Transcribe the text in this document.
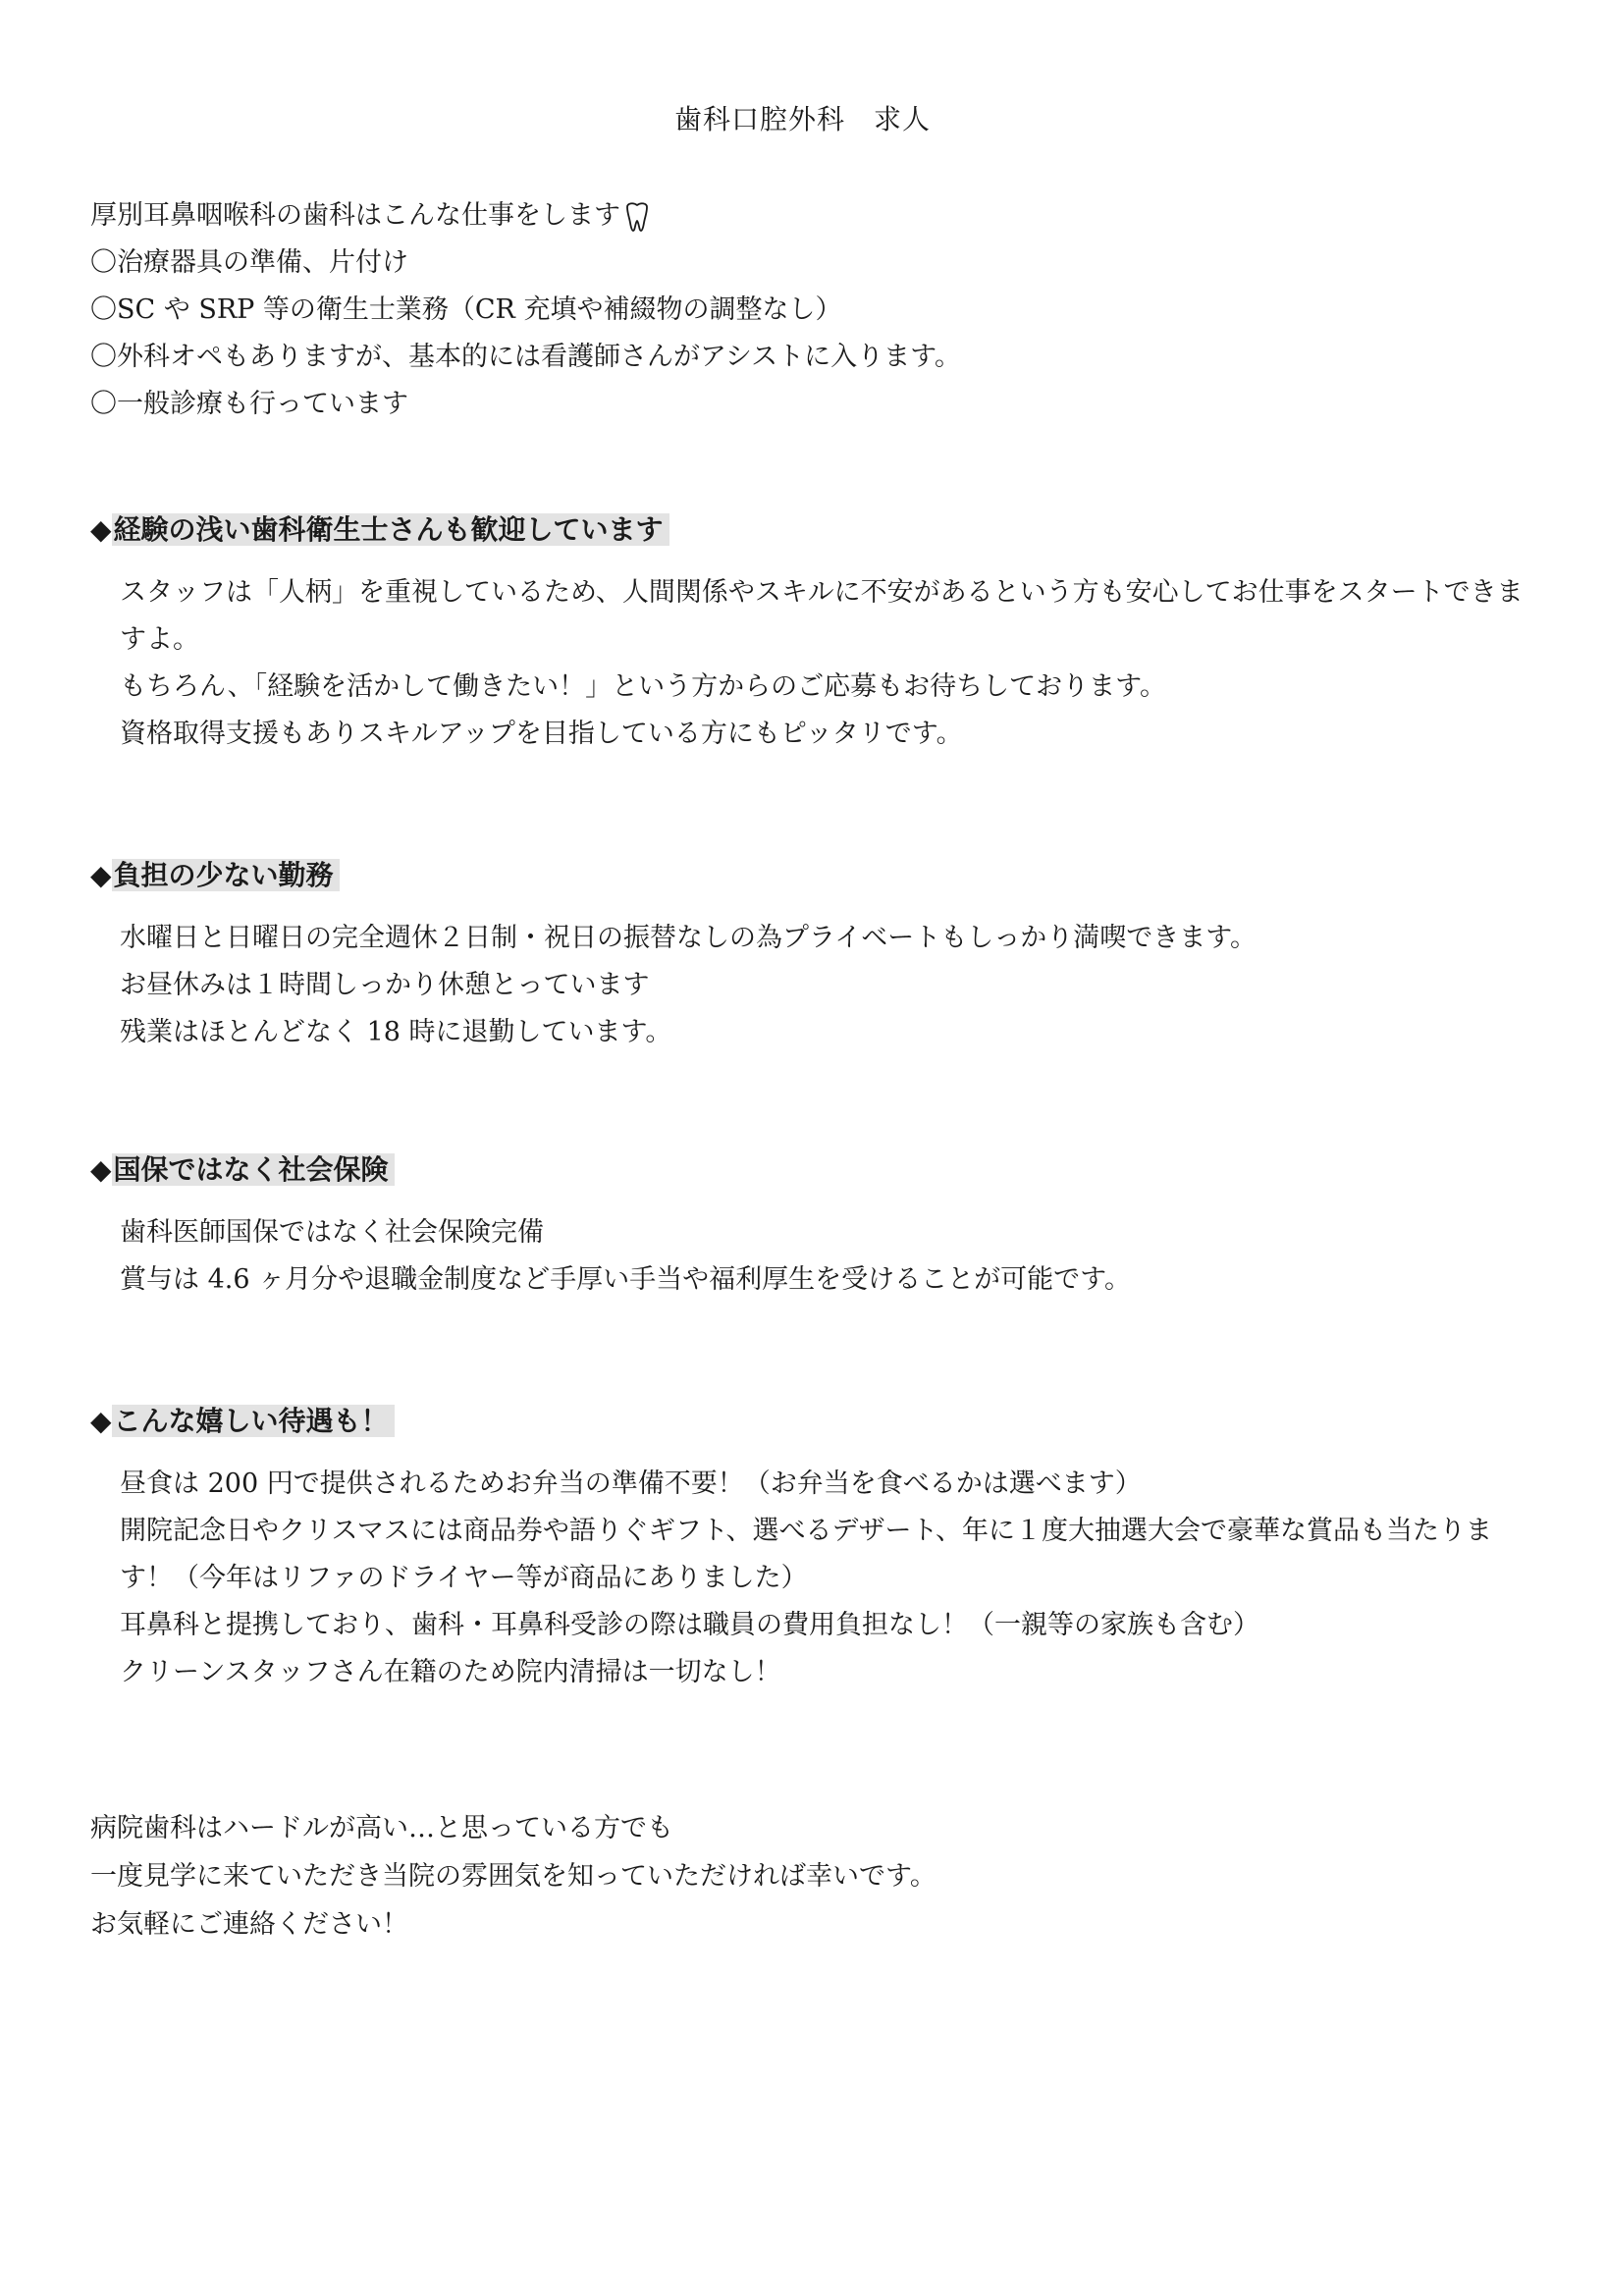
歯科口腔外科　求人
厚別耳鼻咽喉科の歯科はこんな仕事をします
〇治療器具の準備、片付け
〇SC や SRP 等の衛生士業務（CR 充填や補綴物の調整なし）
〇外科オペもありますが、基本的には看護師さんがアシストに入ります。
〇一般診療も行っています
◆経験の浅い歯科衛生士さんも歓迎しています
スタッフは「人柄」を重視しているため、人間関係やスキルに不安があるという方も安心してお仕事をスタートできますよ。
もちろん、「経験を活かして働きたい！」という方からのご応募もお待ちしております。
資格取得支援もありスキルアップを目指している方にもピッタリです。
◆負担の少ない勤務
水曜日と日曜日の完全週休２日制・祝日の振替なしの為プライベートもしっかり満喫できます。
お昼休みは１時間しっかり休憩とっています
残業はほとんどなく 18 時に退勤しています。
◆国保ではなく社会保険
歯科医師国保ではなく社会保険完備
賞与は 4.6 ヶ月分や退職金制度など手厚い手当や福利厚生を受けることが可能です。
◆こんな嬉しい待遇も！
昼食は 200 円で提供されるためお弁当の準備不要！（お弁当を食べるかは選べます）
開院記念日やクリスマスには商品券や語りぐギフト、選べるデザート、年に１度大抽選大会で豪華な賞品も当たります！（今年はリファのドライヤー等が商品にありました）
耳鼻科と提携しており、歯科・耳鼻科受診の際は職員の費用負担なし！（一親等の家族も含む）
クリーンスタッフさん在籍のため院内清掃は一切なし！
病院歯科はハードルが高い…と思っている方でも
一度見学に来ていただき当院の雰囲気を知っていただければ幸いです。
お気軽にご連絡ください！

==*==

**Direction**
Pictures are excluded; copy all other data exactly as shown.

**Solution to this exercise**
Transcribe the text in this document.
歯科口腔外科　求人
厚別耳鼻咽喉科の歯科はこんな仕事をします
〇治療器具の準備、片付け
〇SC や SRP 等の衛生士業務（CR 充填や補綴物の調整なし）
〇外科オペもありますが、基本的には看護師さんがアシストに入ります。
〇一般診療も行っています
◆経験の浅い歯科衛生士さんも歓迎しています
スタッフは「人柄」を重視しているため、人間関係やスキルに不安があるという方も安心してお仕事をスタートできますよ。
もちろん、「経験を活かして働きたい！」という方からのご応募もお待ちしております。
資格取得支援もありスキルアップを目指している方にもピッタリです。
◆負担の少ない勤務
水曜日と日曜日の完全週休２日制・祝日の振替なしの為プライベートもしっかり満喫できます。
お昼休みは１時間しっかり休憩とっています
残業はほとんどなく 18 時に退勤しています。
◆国保ではなく社会保険
歯科医師国保ではなく社会保険完備
賞与は 4.6 ヶ月分や退職金制度など手厚い手当や福利厚生を受けることが可能です。
◆こんな嬉しい待遇も！
昼食は 200 円で提供されるためお弁当の準備不要！（お弁当を食べるかは選べます）
開院記念日やクリスマスには商品券や語りぐギフト、選べるデザート、年に１度大抽選大会で豪華な賞品も当たります！（今年はリファのドライヤー等が商品にありました）
耳鼻科と提携しており、歯科・耳鼻科受診の際は職員の費用負担なし！（一親等の家族も含む）
クリーンスタッフさん在籍のため院内清掃は一切なし！
病院歯科はハードルが高い…と思っている方でも
一度見学に来ていただき当院の雰囲気を知っていただければ幸いです。
お気軽にご連絡ください！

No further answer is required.